Records from a data source
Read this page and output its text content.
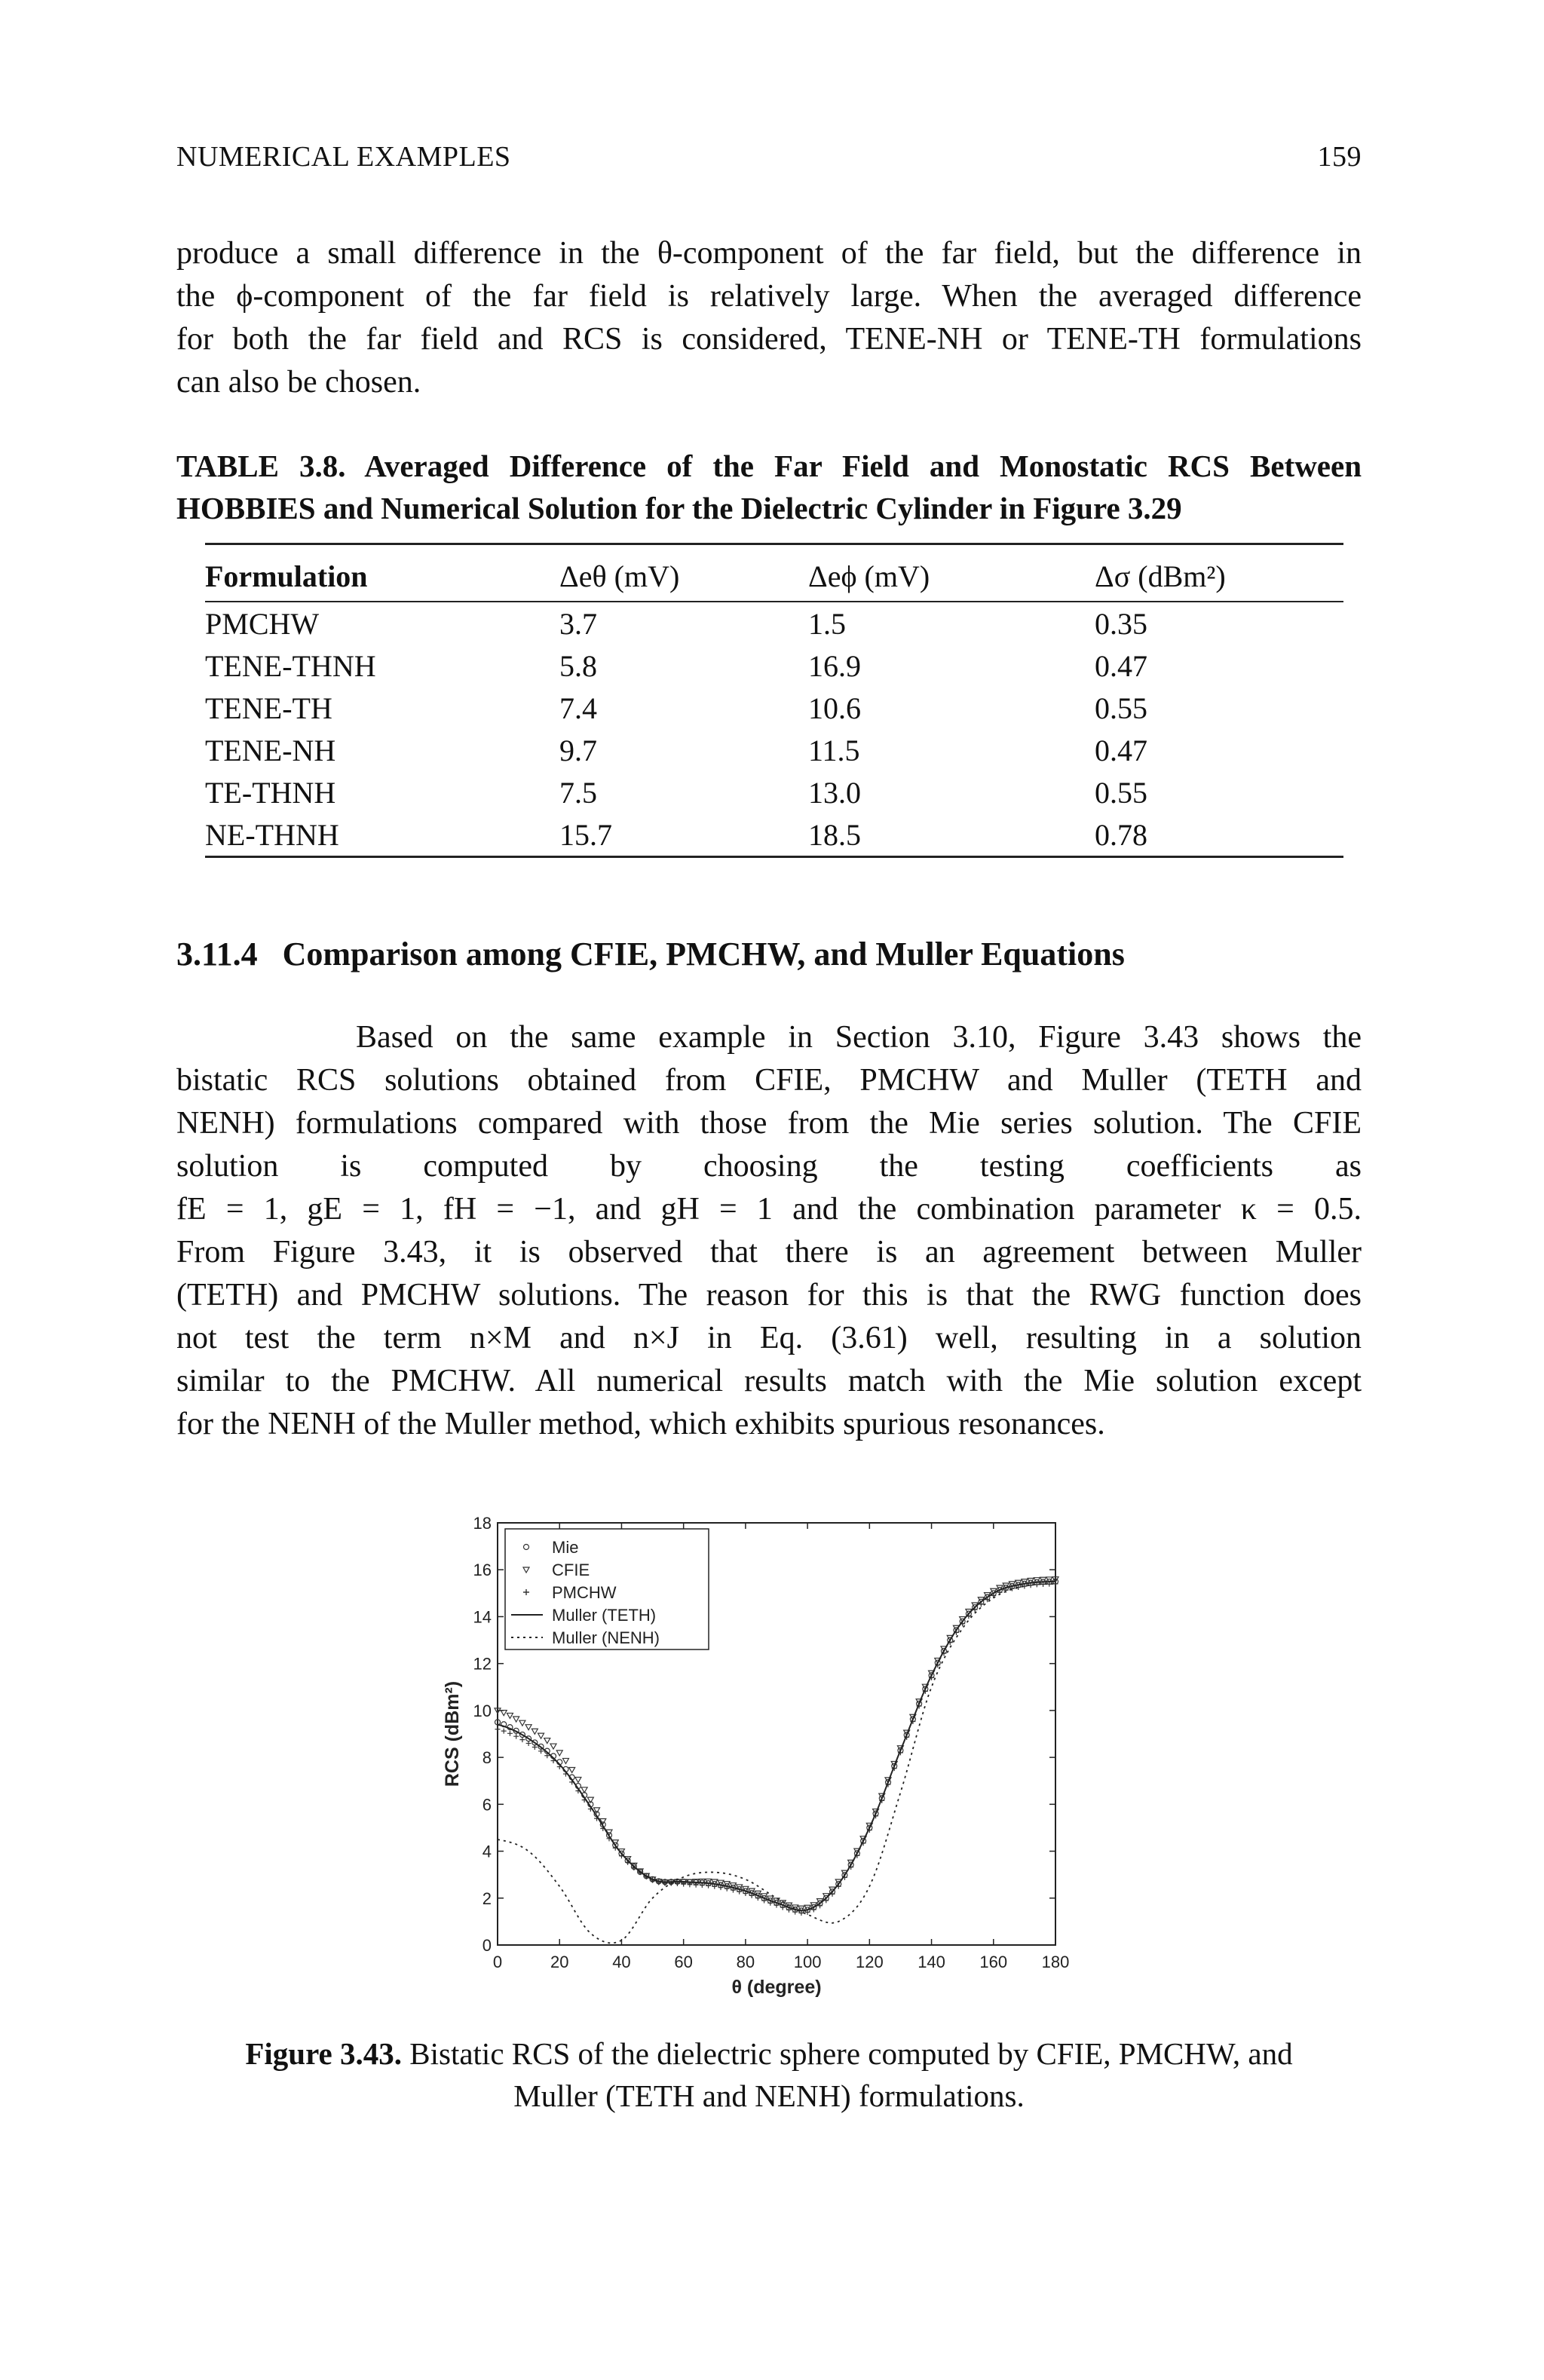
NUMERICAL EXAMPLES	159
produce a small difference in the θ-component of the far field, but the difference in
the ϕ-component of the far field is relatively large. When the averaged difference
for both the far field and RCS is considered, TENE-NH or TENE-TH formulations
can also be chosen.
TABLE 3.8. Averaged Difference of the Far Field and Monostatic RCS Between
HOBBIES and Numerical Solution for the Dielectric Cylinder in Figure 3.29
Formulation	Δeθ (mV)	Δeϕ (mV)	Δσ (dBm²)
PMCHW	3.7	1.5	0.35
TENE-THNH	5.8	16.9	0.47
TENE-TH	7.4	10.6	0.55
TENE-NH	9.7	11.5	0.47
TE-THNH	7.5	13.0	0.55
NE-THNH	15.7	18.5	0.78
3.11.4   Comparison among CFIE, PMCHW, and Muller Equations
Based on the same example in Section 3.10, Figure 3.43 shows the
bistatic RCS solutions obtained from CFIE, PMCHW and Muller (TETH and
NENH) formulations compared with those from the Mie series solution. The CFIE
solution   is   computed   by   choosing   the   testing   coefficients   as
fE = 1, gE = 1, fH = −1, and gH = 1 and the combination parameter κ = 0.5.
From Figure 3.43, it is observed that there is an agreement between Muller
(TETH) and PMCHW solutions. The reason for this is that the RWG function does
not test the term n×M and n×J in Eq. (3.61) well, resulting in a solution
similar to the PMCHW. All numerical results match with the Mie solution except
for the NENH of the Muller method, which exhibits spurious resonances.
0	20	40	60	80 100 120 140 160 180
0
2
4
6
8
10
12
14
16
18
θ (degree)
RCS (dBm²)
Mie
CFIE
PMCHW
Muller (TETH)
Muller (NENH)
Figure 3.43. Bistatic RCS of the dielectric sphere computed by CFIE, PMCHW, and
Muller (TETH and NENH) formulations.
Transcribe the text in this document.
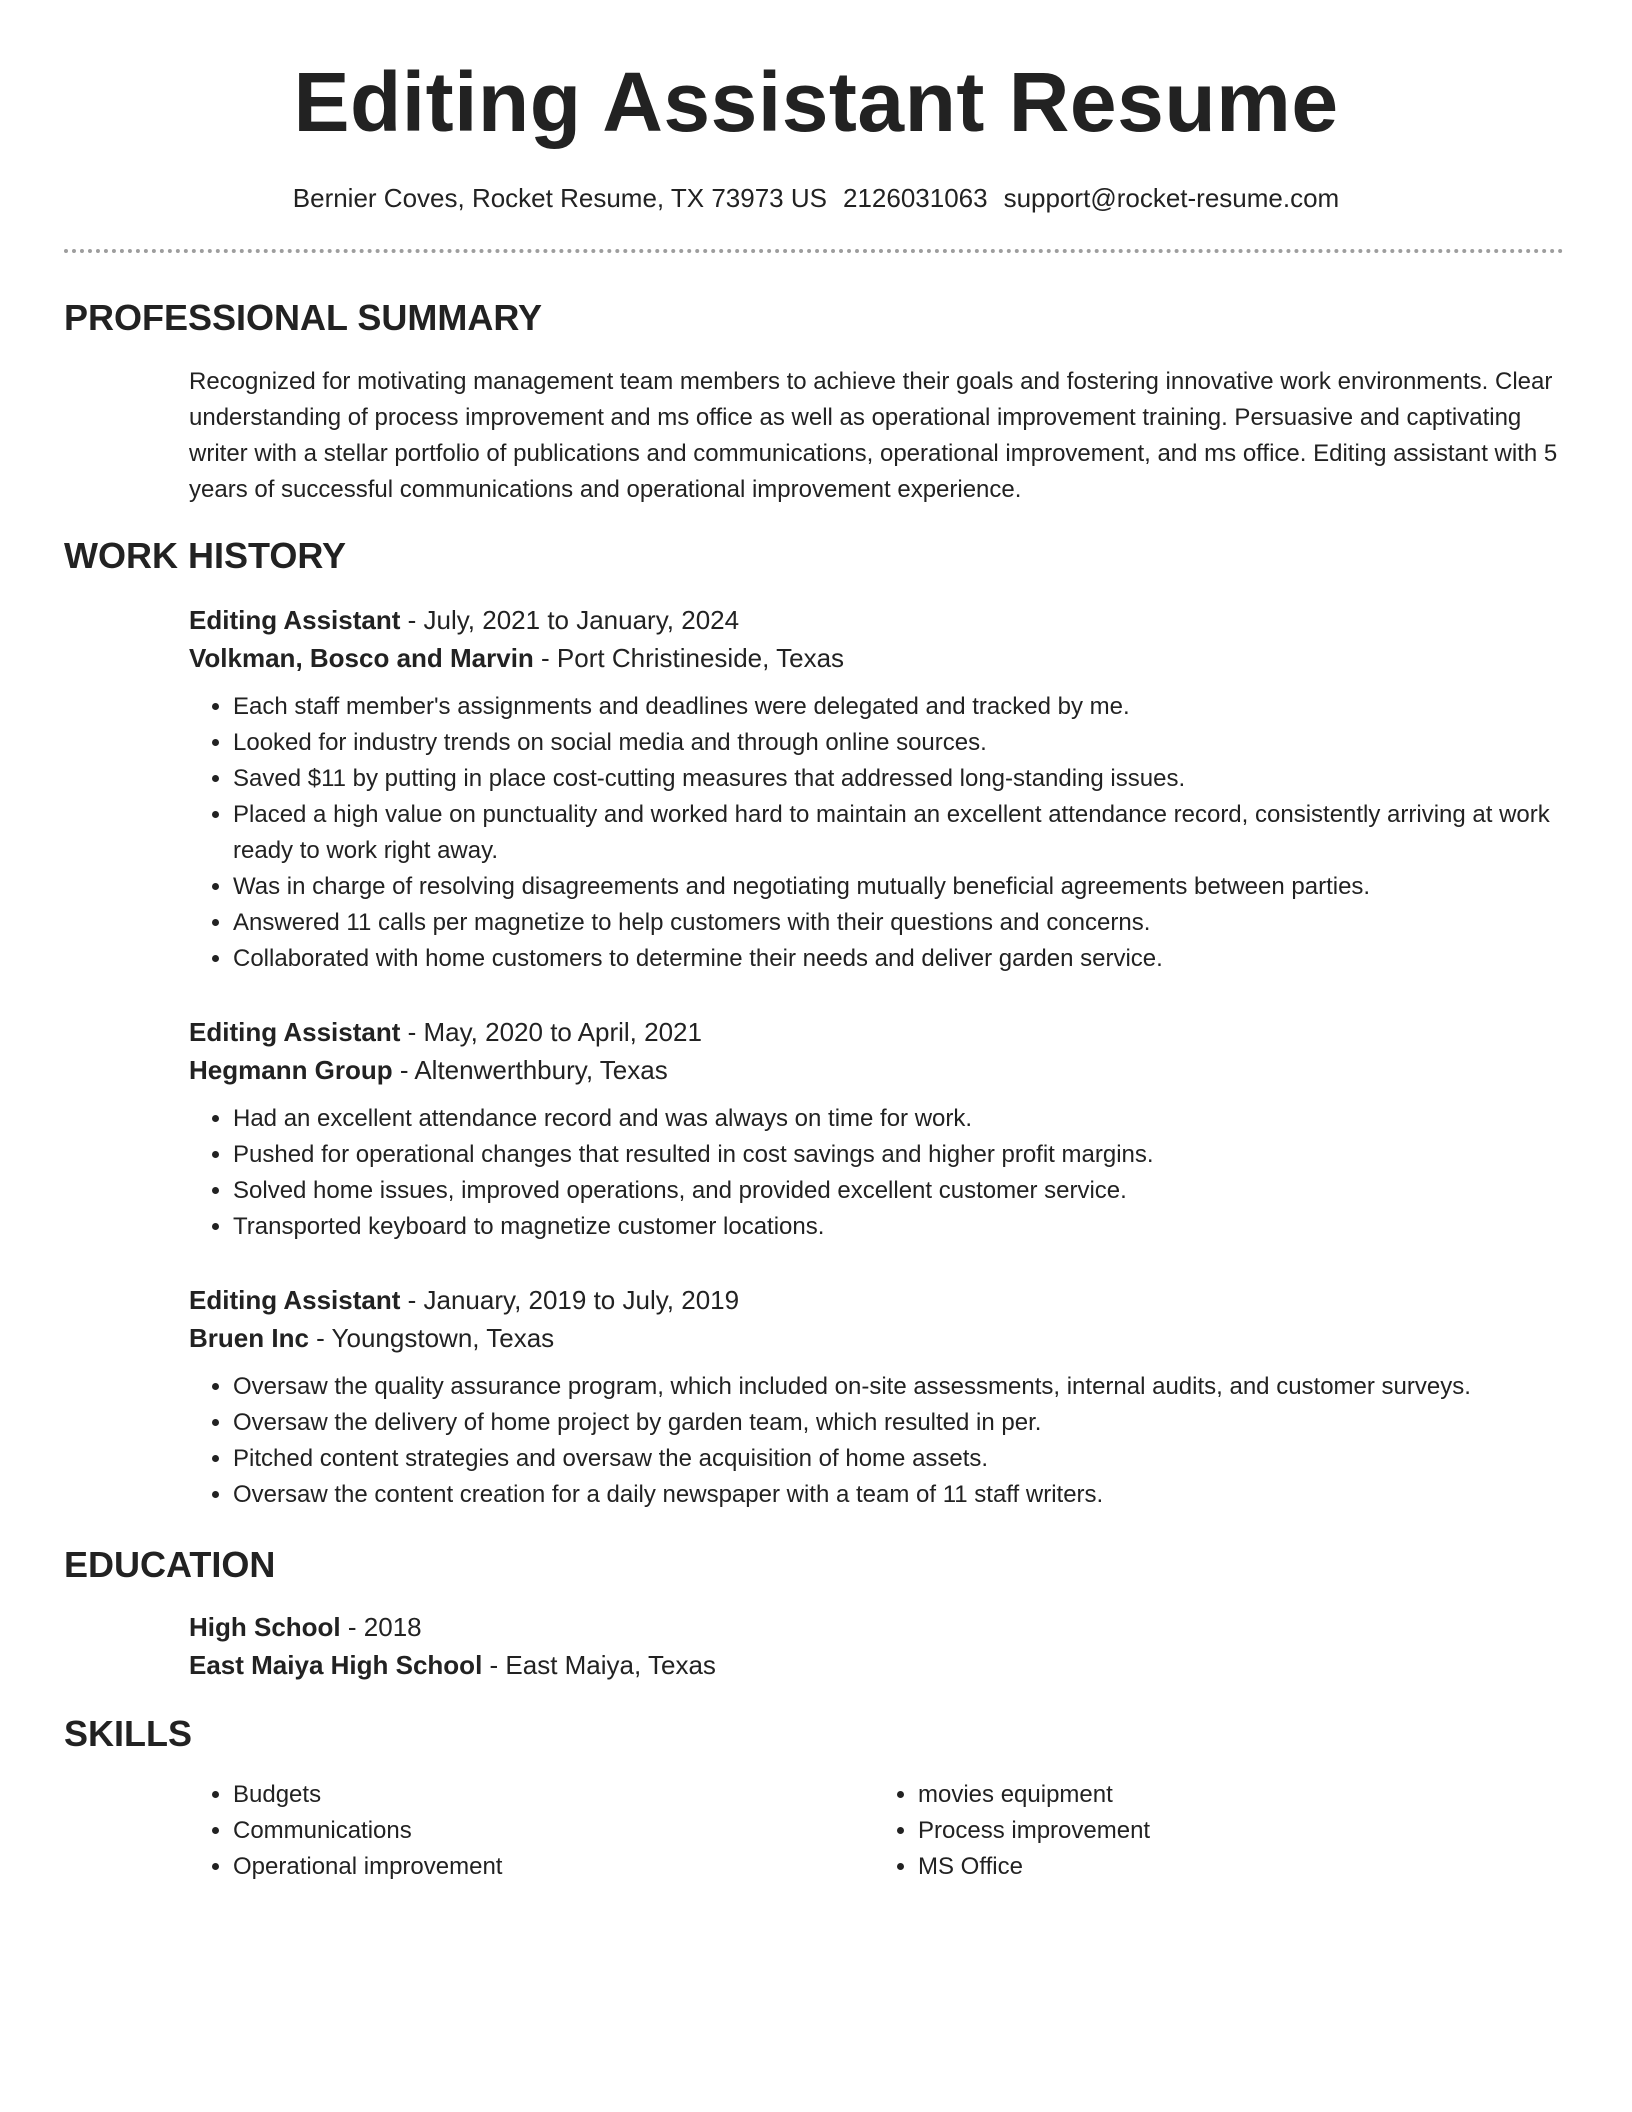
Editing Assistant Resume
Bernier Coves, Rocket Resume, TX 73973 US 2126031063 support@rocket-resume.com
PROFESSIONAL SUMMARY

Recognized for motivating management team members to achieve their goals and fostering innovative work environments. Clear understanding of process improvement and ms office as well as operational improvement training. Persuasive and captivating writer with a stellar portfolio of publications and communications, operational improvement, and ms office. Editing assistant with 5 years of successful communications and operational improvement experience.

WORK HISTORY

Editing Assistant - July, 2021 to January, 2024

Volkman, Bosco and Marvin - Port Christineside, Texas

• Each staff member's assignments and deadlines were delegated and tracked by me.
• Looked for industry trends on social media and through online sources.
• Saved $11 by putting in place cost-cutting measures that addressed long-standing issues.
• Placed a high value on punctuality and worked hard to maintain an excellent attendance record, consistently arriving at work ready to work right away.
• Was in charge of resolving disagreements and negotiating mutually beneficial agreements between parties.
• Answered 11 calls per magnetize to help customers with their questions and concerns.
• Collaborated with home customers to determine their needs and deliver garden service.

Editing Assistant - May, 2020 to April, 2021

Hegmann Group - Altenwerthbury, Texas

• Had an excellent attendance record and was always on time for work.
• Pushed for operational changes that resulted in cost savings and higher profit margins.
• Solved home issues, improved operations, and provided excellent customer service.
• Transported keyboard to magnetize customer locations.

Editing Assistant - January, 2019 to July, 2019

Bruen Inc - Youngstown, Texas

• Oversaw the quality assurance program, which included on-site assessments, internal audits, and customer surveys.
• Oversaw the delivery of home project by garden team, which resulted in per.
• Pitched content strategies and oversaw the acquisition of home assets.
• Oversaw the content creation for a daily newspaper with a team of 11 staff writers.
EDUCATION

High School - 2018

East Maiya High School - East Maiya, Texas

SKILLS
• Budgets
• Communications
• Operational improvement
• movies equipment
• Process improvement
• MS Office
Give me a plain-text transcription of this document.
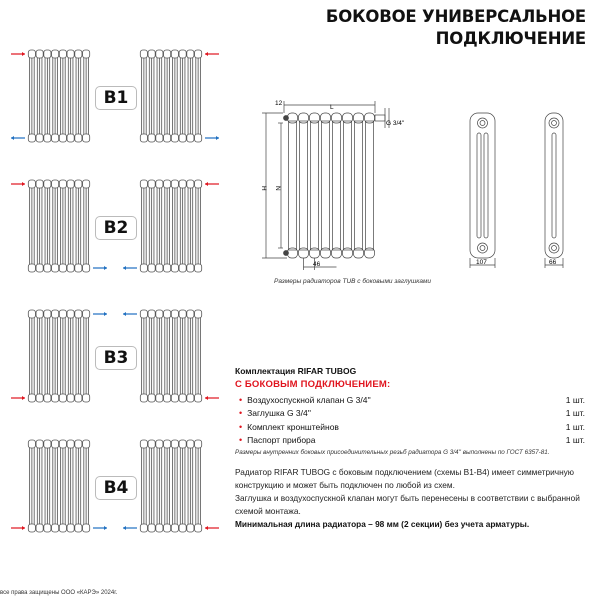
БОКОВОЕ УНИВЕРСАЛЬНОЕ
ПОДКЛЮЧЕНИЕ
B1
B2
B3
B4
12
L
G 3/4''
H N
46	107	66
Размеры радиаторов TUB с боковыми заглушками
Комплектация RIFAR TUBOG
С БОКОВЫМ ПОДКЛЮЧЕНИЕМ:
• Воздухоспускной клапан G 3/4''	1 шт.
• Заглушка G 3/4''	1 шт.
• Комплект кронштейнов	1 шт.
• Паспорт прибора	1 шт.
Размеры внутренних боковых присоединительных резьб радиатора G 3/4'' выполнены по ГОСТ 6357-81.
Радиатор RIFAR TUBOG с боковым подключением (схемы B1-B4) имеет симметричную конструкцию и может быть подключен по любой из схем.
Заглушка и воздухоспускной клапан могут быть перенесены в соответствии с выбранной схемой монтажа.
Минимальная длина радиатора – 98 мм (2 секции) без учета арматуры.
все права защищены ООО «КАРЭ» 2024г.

Direction >> Reproduce precisely the lines of the listing above, from the line containing "Give me a plain-text" to the last line, both ends included. Pictures are to be omitted.

Written answer >>
Give me a plain-text transcription of this document.
БОКОВОЕ УНИВЕРСАЛЬНОЕ
ПОДКЛЮЧЕНИЕ
B1
B2
B3
B4
12
L
G 3/4''
H N
46	107	66
Размеры радиаторов TUB с боковыми заглушками
Комплектация RIFAR TUBOG
С БОКОВЫМ ПОДКЛЮЧЕНИЕМ:
• Воздухоспускной клапан G 3/4''	1 шт.
• Заглушка G 3/4''	1 шт.
• Комплект кронштейнов	1 шт.
• Паспорт прибора	1 шт.
Размеры внутренних боковых присоединительных резьб радиатора G 3/4'' выполнены по ГОСТ 6357-81.
Радиатор RIFAR TUBOG с боковым подключением (схемы B1-B4) имеет симметричную конструкцию и может быть подключен по любой из схем.
Заглушка и воздухоспускной клапан могут быть перенесены в соответствии с выбранной схемой монтажа.
Минимальная длина радиатора – 98 мм (2 секции) без учета арматуры.
все права защищены ООО «КАРЭ» 2024г.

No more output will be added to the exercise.